Task brief:
Skip every picture and transcribe the remaining material exactly.

Chart and figure data:
Start

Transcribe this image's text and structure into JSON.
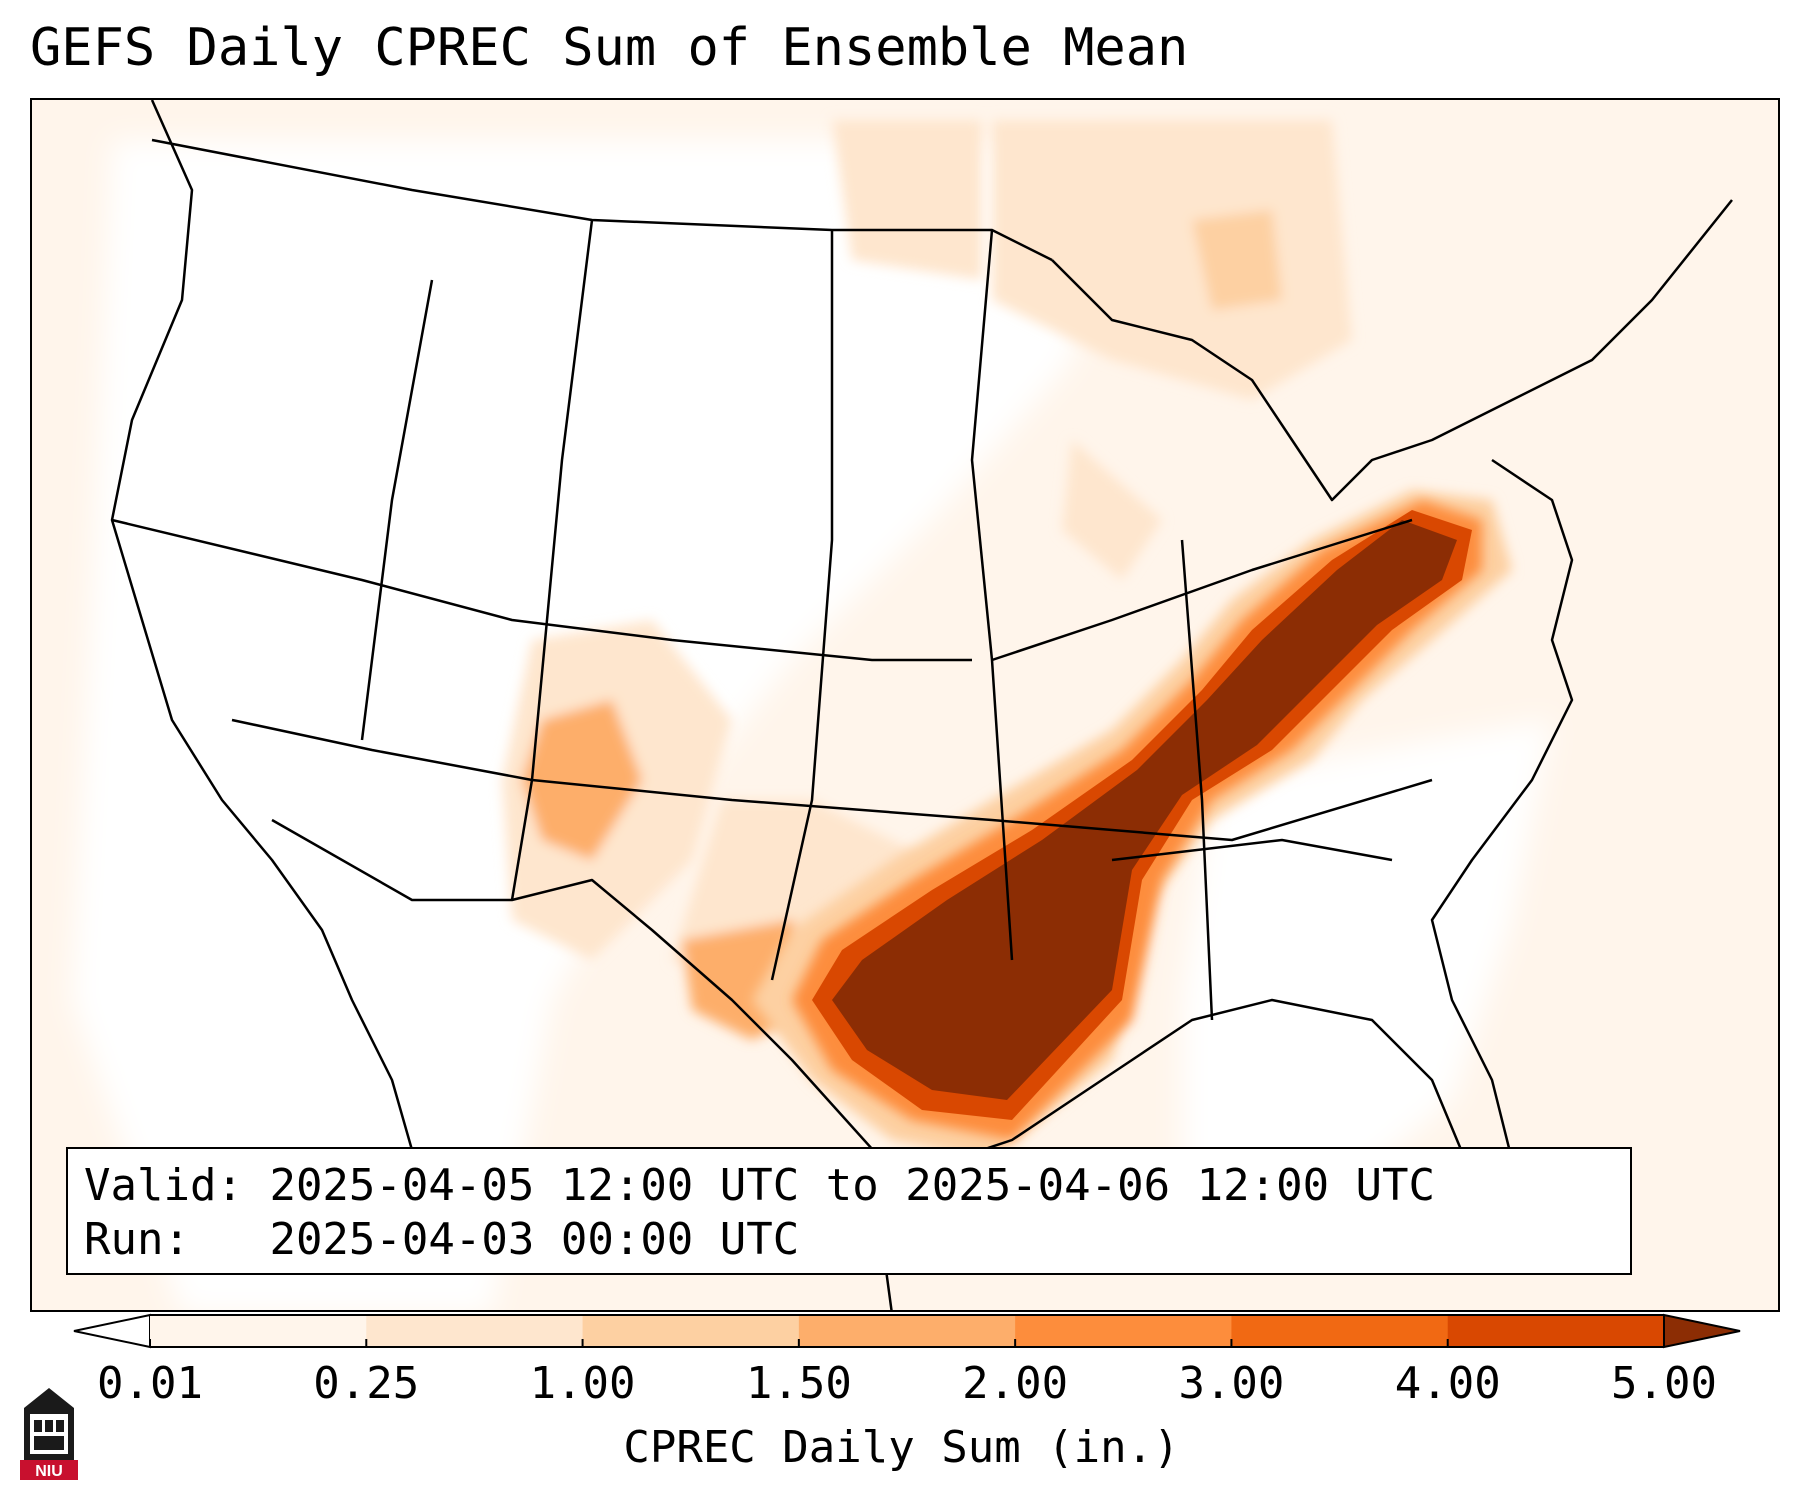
{
  "title": "GEFS Daily CPREC Sum of Ensemble Mean",
  "info": {
    "valid_label": "Valid:",
    "valid_value": "2025-04-05 12:00 UTC to 2025-04-06 12:00 UTC",
    "run_label": "Run:",
    "run_value": "2025-04-03 00:00 UTC"
  },
  "colorbar": {
    "label": "CPREC Daily Sum (in.)",
    "ticks": [
      "0.01",
      "0.25",
      "1.00",
      "1.50",
      "2.00",
      "3.00",
      "4.00",
      "5.00"
    ],
    "colors": [
      "#fff5eb",
      "#fee6ce",
      "#fdd0a2",
      "#fdae6b",
      "#fd8d3c",
      "#f16913",
      "#d94801",
      "#8c2d04"
    ],
    "extend": "both"
  },
  "logo": {
    "text": "NIU",
    "icon": "niu-logo-icon"
  }
}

End

Final result:
Transcribe this image's text and structure into JSON.
{
  "title": "GEFS Daily CPREC Sum of Ensemble Mean",
  "info": {
    "valid_label": "Valid:",
    "valid_value": "2025-04-05 12:00 UTC to 2025-04-06 12:00 UTC",
    "run_label": "Run:",
    "run_value": "2025-04-03 00:00 UTC"
  },
  "colorbar": {
    "label": "CPREC Daily Sum (in.)",
    "ticks": [
      "0.01",
      "0.25",
      "1.00",
      "1.50",
      "2.00",
      "3.00",
      "4.00",
      "5.00"
    ],
    "colors": [
      "#fff5eb",
      "#fee6ce",
      "#fdd0a2",
      "#fdae6b",
      "#fd8d3c",
      "#f16913",
      "#d94801",
      "#8c2d04"
    ],
    "extend": "both"
  },
  "logo": {
    "text": "NIU",
    "icon": "niu-logo-icon"
  }
}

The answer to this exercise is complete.